### YOUR TASK
Transcribe every line exactly. Leave the pictures behind.

### EXERCISE DATA
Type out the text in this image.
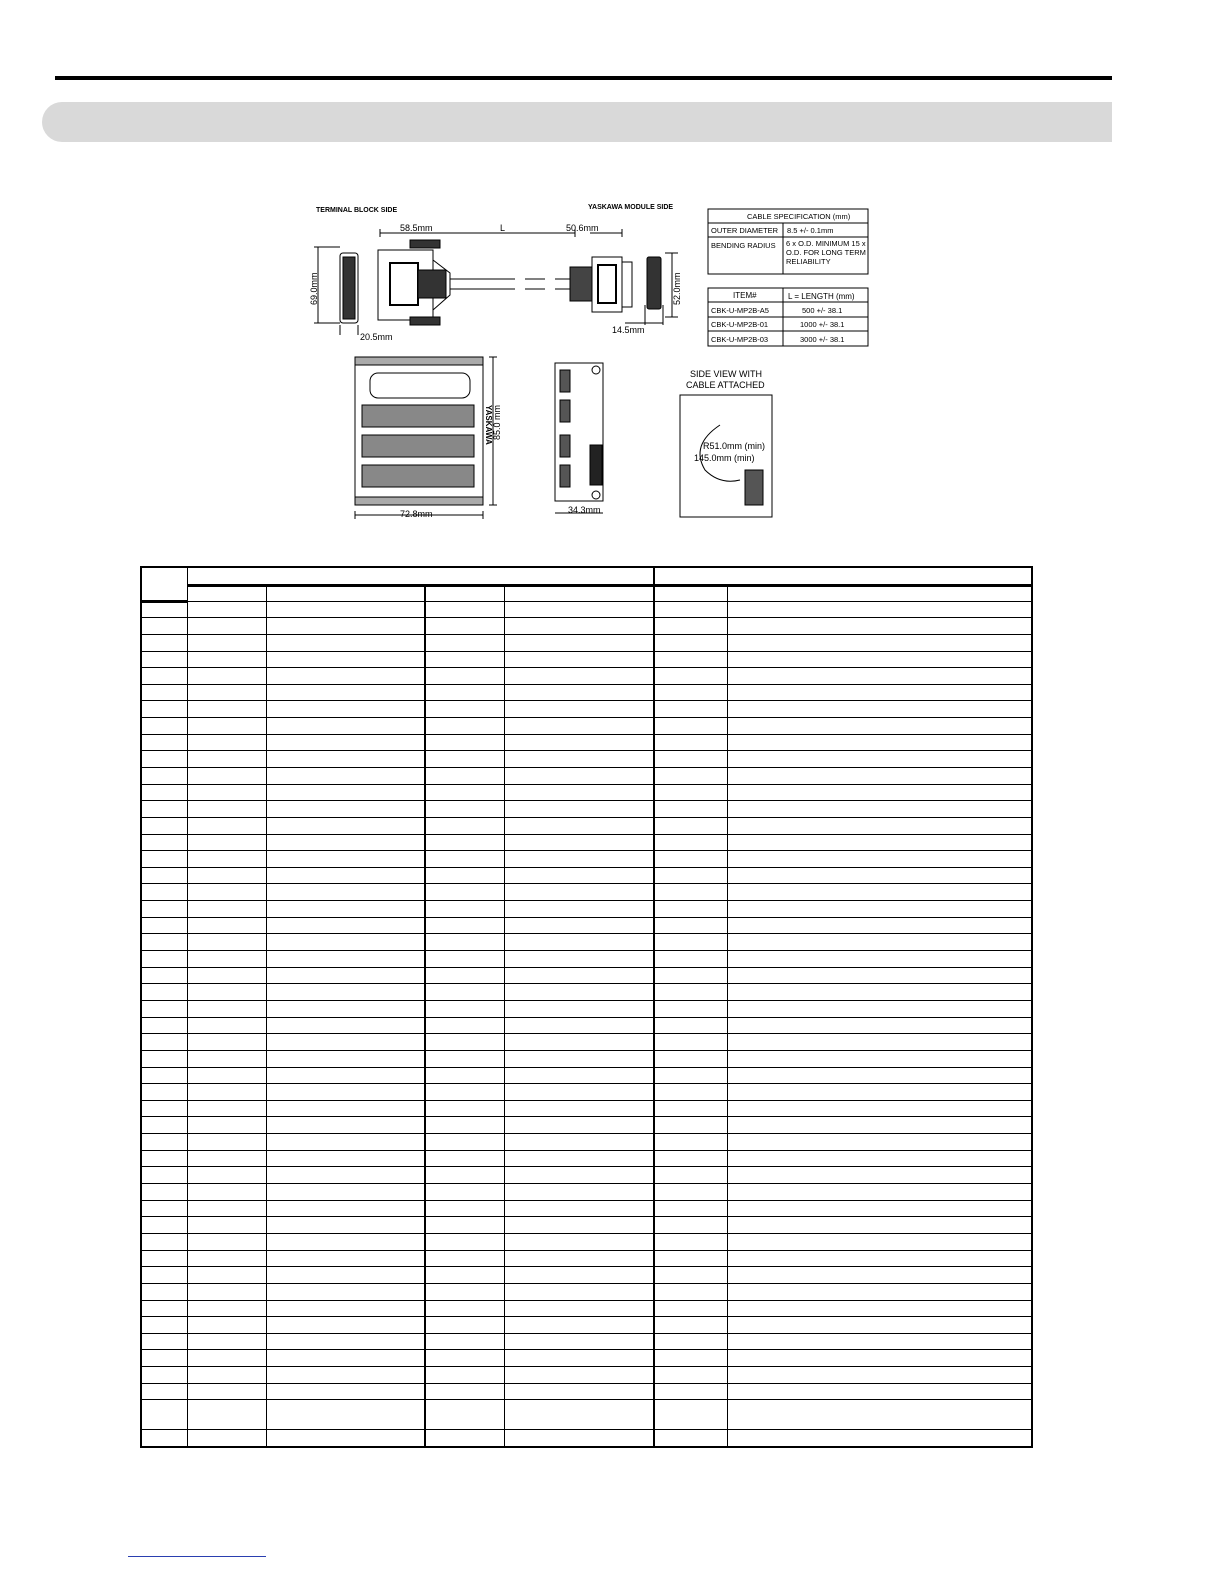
TERMINAL BLOCK SIDE	YASKAWA MODULE SIDE
69.0mm
20.5mm
58.5mm	L	50.6mm
14.5mm
52.0mm
72.8mm
85.0 mm
YASKAWA
34.3mm
SIDE VIEW WITH
CABLE ATTACHED
R51.0mm (min)
145.0mm (min)
CABLE SPECIFICATION (mm)
OUTER DIAMETER 8.5 +/- 0.1mm
BENDING RADIUS 6 x O.D. MINIMUM 15 x O.D. FOR LONG TERM RELIABILITY
ITEM#	L = LENGTH (mm)
CBK-U-MP2B-A5	500 +/- 38.1
CBK-U-MP2B-01	1000 +/- 38.1
CBK-U-MP2B-03	3000 +/- 38.1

### WRITTEN SOLUTION
Type out the text in this image.
TERMINAL BLOCK SIDE	YASKAWA MODULE SIDE
69.0mm
20.5mm
58.5mm	L	50.6mm
14.5mm
52.0mm
72.8mm
85.0 mm
YASKAWA
34.3mm
SIDE VIEW WITH
CABLE ATTACHED
R51.0mm (min)
145.0mm (min)
CABLE SPECIFICATION (mm)
OUTER DIAMETER 8.5 +/- 0.1mm
BENDING RADIUS 6 x O.D. MINIMUM 15 x O.D. FOR LONG TERM RELIABILITY
ITEM#	L = LENGTH (mm)
CBK-U-MP2B-A5	500 +/- 38.1
CBK-U-MP2B-01	1000 +/- 38.1
CBK-U-MP2B-03	3000 +/- 38.1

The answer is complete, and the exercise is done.